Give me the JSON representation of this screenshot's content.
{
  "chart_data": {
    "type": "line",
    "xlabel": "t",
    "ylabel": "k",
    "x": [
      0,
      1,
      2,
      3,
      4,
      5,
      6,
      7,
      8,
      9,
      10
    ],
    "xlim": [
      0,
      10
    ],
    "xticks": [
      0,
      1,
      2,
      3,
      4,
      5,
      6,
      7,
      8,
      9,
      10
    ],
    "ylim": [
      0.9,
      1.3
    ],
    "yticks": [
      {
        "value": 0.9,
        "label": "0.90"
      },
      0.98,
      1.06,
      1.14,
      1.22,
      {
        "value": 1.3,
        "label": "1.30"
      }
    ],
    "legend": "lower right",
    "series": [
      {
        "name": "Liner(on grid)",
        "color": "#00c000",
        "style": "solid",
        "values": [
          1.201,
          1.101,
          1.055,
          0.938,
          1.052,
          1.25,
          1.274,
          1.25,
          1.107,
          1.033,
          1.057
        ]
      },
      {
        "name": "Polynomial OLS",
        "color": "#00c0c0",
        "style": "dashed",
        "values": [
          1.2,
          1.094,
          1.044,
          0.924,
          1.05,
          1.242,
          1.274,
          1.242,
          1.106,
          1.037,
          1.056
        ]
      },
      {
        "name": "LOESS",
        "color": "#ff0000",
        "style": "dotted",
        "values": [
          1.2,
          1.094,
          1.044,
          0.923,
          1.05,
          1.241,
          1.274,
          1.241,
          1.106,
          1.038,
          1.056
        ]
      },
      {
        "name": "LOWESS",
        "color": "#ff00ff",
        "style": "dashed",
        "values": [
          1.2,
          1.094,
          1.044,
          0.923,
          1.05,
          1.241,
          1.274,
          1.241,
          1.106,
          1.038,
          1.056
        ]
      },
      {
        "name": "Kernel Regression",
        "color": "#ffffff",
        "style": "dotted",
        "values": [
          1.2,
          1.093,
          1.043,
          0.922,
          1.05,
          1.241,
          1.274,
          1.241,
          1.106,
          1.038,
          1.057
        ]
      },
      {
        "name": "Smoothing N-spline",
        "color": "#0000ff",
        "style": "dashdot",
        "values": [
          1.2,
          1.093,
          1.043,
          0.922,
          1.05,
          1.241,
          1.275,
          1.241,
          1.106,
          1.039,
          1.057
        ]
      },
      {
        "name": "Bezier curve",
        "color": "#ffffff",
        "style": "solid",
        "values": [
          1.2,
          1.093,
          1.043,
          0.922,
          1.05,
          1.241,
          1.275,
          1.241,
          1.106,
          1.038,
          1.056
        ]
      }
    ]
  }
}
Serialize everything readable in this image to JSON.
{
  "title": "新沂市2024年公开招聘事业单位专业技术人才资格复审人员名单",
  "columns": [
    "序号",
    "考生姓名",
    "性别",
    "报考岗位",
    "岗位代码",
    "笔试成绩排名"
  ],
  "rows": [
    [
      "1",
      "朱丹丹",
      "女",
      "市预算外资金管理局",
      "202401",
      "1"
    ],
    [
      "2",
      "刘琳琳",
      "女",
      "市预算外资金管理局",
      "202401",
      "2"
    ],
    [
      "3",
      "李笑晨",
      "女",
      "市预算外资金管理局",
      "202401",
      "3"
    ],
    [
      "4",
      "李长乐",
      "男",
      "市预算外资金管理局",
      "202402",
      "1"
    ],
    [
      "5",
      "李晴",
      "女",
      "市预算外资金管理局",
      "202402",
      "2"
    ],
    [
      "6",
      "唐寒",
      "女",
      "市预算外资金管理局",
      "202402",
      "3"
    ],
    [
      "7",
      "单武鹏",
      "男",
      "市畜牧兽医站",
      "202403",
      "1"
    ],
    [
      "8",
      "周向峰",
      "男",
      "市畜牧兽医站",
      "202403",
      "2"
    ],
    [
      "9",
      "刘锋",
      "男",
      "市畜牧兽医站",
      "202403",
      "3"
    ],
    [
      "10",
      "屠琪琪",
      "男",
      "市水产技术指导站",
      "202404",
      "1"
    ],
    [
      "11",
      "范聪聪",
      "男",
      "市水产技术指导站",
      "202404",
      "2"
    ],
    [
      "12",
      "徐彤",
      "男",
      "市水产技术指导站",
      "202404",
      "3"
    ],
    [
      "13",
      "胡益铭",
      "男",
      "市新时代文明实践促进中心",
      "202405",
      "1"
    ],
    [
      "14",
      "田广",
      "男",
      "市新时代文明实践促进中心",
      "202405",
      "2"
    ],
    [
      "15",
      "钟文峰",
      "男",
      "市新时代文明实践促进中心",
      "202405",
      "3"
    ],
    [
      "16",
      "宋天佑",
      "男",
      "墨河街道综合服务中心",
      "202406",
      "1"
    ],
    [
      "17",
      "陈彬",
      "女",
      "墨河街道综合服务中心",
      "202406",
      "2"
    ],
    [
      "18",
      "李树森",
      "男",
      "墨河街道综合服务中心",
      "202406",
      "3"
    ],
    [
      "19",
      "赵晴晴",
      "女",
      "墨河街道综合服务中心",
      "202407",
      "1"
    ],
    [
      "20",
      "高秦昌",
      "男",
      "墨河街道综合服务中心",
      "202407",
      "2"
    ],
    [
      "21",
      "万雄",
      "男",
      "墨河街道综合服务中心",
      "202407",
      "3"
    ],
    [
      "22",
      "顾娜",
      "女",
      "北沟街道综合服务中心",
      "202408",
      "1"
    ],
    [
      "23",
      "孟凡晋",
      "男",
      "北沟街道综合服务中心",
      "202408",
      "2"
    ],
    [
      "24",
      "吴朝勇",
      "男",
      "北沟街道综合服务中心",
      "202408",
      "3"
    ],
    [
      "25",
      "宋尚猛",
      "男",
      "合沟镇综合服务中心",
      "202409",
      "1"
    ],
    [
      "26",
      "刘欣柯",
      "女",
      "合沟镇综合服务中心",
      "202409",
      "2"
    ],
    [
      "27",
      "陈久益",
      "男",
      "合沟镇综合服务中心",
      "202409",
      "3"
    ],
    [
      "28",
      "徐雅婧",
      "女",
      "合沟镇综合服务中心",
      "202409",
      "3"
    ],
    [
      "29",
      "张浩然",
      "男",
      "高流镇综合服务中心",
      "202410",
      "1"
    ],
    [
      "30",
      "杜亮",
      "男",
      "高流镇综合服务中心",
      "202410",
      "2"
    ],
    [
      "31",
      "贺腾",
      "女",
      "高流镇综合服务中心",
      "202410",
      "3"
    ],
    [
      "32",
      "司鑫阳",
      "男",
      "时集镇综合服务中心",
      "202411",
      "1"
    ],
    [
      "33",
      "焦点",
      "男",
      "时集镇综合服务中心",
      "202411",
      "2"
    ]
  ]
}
══════
# TASK OBJECTIVE
How many lines of the entries above hold the string "JSON"? Reply with the number alone.

# SOLUTION TO THE EXERCISE
2